Stated goal ▸
Where a line contains the string "ylabel", copy that line.

* * *

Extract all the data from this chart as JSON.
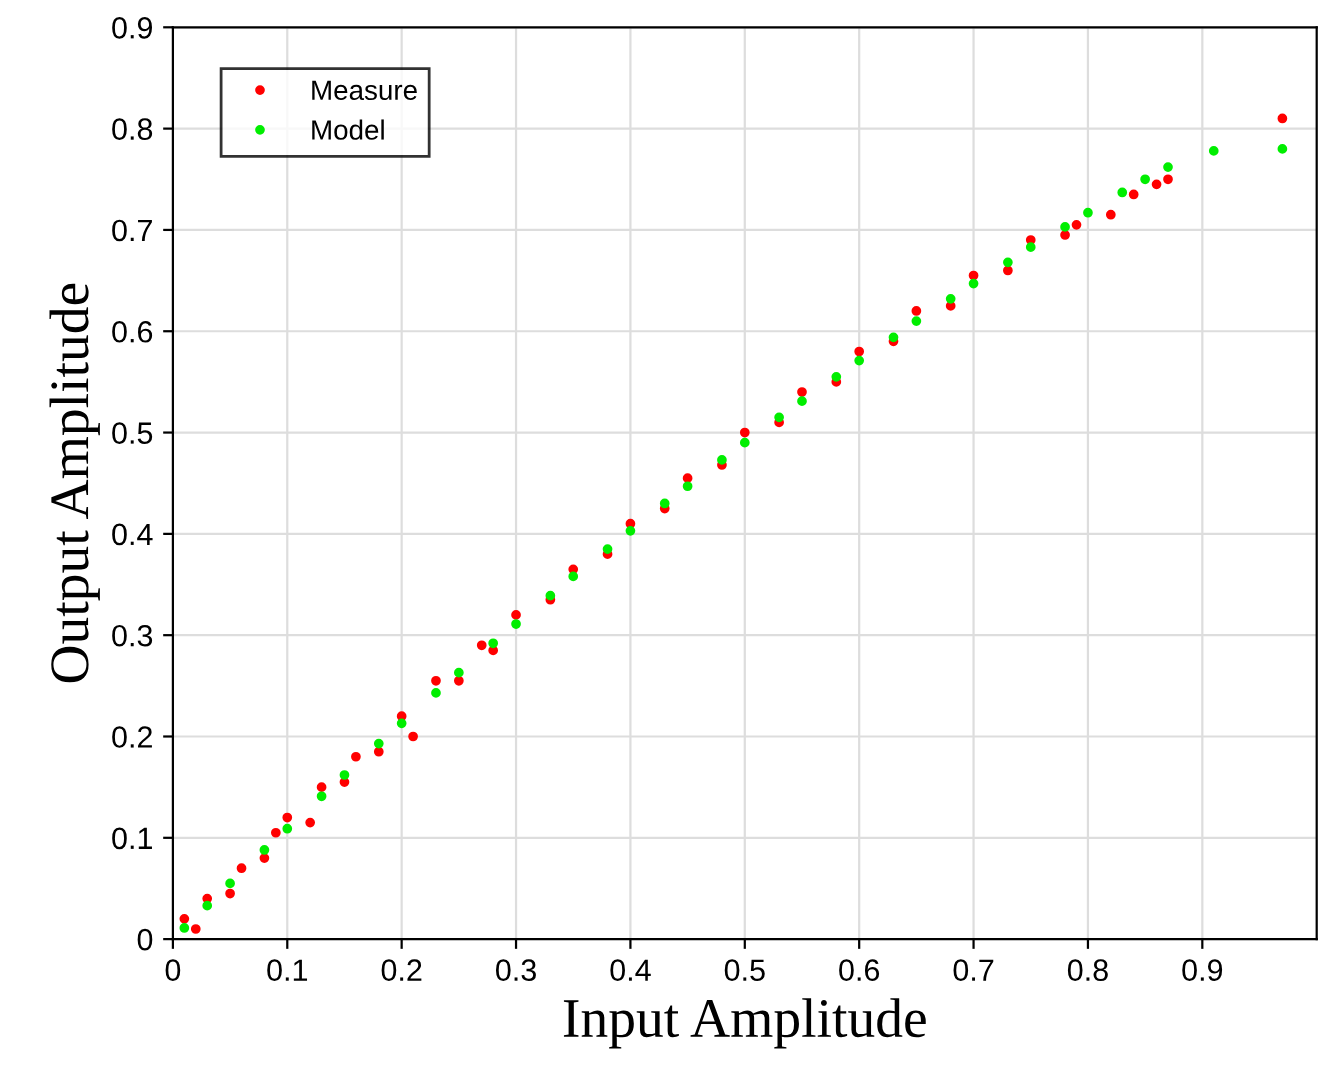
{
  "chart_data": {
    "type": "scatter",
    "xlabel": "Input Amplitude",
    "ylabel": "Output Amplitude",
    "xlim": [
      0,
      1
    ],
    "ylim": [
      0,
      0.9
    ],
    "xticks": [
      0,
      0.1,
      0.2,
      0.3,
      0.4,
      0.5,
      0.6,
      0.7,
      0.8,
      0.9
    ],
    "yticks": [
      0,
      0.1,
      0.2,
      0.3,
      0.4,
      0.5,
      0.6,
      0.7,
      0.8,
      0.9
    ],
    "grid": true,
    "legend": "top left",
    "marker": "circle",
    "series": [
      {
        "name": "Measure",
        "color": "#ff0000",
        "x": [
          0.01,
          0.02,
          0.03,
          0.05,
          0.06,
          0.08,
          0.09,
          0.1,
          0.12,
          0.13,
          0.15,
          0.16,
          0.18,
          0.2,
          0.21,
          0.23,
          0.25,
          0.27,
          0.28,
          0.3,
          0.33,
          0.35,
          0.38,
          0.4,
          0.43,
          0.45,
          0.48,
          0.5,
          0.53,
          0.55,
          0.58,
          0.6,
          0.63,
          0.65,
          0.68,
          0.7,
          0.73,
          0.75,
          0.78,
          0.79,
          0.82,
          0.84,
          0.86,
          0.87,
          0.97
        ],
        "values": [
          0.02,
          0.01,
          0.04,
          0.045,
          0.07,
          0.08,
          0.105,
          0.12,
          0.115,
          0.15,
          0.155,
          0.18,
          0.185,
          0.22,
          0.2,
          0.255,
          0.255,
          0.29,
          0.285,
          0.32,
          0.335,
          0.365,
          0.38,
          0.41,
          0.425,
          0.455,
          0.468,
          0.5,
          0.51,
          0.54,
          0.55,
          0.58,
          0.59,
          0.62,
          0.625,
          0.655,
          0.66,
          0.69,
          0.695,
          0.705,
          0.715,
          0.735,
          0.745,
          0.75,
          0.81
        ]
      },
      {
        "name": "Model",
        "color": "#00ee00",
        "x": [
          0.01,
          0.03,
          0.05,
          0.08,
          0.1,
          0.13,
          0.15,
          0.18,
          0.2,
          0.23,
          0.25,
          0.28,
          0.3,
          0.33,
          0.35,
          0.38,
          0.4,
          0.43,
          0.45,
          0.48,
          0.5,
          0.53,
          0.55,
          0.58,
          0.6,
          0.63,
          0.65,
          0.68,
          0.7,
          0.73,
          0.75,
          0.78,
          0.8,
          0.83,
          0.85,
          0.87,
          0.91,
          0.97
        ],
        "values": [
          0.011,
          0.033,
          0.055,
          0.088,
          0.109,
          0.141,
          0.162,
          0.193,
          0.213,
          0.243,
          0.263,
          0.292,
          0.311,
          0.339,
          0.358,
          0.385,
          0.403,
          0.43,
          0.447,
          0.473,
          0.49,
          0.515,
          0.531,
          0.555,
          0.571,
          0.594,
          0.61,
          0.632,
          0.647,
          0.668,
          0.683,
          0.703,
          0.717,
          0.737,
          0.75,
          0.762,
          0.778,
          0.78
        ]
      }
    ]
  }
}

* * *

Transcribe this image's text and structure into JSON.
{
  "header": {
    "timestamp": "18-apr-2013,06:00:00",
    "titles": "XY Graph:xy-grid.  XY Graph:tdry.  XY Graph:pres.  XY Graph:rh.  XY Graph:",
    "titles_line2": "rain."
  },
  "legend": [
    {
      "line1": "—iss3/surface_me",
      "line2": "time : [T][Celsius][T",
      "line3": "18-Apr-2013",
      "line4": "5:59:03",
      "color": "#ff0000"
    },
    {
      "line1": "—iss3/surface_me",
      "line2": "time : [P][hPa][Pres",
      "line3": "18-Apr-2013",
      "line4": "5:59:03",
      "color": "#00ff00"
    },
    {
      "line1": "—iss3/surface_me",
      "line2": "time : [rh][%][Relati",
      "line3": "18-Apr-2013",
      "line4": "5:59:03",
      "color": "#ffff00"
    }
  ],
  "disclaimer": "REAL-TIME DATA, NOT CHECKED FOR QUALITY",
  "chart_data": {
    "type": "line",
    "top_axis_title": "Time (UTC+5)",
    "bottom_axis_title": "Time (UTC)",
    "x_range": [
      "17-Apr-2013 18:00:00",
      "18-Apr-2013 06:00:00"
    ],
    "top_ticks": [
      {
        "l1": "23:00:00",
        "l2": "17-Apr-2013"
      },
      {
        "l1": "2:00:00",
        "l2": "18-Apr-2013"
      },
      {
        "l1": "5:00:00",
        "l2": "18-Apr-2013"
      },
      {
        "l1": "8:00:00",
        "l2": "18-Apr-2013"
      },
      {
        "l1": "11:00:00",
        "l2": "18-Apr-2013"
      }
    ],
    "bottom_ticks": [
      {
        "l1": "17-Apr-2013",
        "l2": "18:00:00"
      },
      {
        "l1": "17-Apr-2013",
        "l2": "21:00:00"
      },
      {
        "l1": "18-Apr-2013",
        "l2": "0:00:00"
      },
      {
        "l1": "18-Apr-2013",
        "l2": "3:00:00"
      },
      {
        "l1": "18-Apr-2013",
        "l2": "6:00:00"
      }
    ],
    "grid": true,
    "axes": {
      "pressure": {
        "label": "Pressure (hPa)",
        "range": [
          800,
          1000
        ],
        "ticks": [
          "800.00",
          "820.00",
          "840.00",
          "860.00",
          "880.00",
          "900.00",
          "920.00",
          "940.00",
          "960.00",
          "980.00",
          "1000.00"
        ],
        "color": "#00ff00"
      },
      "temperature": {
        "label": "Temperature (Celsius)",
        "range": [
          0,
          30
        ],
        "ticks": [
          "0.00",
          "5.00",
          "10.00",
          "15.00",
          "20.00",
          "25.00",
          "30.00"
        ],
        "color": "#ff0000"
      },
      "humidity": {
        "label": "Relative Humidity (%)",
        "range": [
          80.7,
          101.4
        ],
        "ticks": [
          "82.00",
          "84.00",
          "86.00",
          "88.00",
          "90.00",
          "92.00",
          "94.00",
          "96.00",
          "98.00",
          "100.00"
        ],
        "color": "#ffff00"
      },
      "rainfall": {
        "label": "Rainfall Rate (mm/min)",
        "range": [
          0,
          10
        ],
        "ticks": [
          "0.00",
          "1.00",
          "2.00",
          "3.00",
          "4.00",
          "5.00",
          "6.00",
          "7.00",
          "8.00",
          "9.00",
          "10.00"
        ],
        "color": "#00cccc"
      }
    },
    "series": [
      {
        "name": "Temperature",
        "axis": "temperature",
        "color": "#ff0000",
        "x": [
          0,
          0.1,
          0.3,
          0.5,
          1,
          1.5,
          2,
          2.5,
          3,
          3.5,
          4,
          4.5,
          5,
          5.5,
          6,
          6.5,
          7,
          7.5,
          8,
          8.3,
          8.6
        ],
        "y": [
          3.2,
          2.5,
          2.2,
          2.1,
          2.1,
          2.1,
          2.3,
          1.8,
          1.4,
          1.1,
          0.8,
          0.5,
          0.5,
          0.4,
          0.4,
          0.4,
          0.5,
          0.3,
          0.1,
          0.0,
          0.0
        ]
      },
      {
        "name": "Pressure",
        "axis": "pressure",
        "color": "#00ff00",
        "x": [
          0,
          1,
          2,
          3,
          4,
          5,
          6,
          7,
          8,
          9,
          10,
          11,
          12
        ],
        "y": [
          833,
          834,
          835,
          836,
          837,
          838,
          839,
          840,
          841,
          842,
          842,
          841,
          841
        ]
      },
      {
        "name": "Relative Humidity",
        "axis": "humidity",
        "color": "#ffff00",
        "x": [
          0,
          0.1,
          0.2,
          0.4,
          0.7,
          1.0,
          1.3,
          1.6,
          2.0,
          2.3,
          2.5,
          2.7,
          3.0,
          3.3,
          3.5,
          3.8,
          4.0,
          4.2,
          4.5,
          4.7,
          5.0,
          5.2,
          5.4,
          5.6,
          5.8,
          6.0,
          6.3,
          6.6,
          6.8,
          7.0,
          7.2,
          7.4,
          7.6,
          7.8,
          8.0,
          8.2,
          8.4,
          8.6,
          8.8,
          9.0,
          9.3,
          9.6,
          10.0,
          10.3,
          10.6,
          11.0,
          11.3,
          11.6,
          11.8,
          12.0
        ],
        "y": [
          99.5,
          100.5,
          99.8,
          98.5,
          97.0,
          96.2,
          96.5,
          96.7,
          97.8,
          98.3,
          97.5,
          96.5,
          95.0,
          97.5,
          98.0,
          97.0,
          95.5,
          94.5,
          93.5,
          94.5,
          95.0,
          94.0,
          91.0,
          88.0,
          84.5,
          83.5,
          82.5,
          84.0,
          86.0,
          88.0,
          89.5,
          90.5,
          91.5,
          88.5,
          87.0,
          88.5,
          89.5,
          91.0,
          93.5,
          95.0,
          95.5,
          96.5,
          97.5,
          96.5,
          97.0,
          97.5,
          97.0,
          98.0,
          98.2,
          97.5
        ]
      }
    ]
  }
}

* * *

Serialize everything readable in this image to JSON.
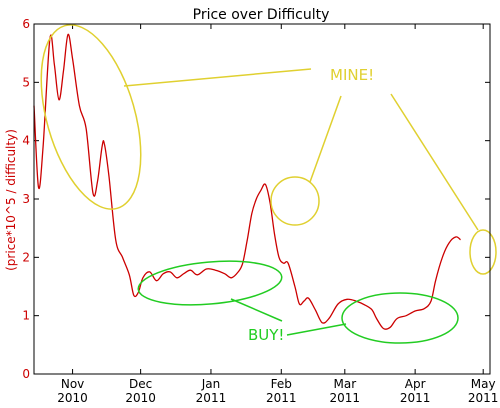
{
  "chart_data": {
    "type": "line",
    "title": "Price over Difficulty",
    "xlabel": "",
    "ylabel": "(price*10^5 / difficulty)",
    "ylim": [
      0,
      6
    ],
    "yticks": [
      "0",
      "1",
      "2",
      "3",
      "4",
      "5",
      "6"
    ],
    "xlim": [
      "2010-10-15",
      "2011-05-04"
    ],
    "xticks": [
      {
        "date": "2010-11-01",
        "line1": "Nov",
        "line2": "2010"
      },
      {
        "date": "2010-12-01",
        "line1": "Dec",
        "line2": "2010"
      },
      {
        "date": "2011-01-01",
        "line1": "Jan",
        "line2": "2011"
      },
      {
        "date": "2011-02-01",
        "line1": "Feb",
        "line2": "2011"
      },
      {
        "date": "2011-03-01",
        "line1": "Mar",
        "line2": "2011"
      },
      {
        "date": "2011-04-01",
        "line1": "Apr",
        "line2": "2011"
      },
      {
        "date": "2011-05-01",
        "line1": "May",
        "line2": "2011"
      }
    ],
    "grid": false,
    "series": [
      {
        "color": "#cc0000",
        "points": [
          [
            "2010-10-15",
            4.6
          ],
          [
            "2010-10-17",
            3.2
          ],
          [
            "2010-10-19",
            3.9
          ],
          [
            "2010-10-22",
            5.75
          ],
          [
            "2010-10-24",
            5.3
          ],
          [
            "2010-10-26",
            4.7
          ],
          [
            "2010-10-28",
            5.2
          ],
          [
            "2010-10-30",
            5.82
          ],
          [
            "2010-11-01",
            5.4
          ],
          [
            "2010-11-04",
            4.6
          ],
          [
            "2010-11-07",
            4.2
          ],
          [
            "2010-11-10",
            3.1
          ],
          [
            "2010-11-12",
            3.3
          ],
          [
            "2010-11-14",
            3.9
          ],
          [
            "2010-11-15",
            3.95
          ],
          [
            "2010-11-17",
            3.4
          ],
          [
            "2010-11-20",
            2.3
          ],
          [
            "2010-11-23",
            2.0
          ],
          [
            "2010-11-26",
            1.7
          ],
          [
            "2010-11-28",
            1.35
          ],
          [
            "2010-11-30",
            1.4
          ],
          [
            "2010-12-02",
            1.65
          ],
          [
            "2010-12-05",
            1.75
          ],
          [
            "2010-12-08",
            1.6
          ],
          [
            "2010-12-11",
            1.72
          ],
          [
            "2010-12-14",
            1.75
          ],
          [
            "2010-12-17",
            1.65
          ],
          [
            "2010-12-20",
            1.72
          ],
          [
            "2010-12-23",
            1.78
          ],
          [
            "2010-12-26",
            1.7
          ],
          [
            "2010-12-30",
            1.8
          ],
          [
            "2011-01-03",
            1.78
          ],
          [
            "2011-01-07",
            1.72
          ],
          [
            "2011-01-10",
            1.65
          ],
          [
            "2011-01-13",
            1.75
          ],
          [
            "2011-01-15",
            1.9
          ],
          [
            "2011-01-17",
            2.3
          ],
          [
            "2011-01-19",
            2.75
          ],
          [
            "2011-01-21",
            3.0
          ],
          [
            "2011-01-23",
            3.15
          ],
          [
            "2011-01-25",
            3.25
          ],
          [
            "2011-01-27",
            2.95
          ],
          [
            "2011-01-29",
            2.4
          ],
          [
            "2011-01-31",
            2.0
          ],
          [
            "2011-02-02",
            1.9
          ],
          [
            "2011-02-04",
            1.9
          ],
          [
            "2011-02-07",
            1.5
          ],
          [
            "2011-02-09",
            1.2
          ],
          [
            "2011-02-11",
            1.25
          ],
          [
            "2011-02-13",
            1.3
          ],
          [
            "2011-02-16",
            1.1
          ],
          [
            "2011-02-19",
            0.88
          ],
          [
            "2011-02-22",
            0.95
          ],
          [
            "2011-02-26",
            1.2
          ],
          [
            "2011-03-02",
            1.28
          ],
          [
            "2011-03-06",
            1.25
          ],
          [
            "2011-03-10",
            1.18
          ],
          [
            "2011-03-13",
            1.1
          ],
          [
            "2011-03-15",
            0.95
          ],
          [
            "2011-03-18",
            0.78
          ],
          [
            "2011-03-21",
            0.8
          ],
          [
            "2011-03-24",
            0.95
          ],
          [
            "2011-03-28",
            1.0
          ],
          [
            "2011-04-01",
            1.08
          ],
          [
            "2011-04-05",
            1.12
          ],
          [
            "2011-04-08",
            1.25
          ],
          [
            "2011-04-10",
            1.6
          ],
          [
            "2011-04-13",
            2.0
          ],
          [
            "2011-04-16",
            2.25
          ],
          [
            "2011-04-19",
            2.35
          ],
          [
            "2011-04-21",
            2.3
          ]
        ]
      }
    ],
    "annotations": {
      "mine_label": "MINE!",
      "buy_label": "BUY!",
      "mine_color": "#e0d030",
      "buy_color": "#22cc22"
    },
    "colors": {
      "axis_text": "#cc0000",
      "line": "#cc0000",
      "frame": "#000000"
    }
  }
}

* * *

Result of this exercise ▸
    "ylabel": "Output Amplitude",
    "ylabel": "(price*10^5 / difficulty)",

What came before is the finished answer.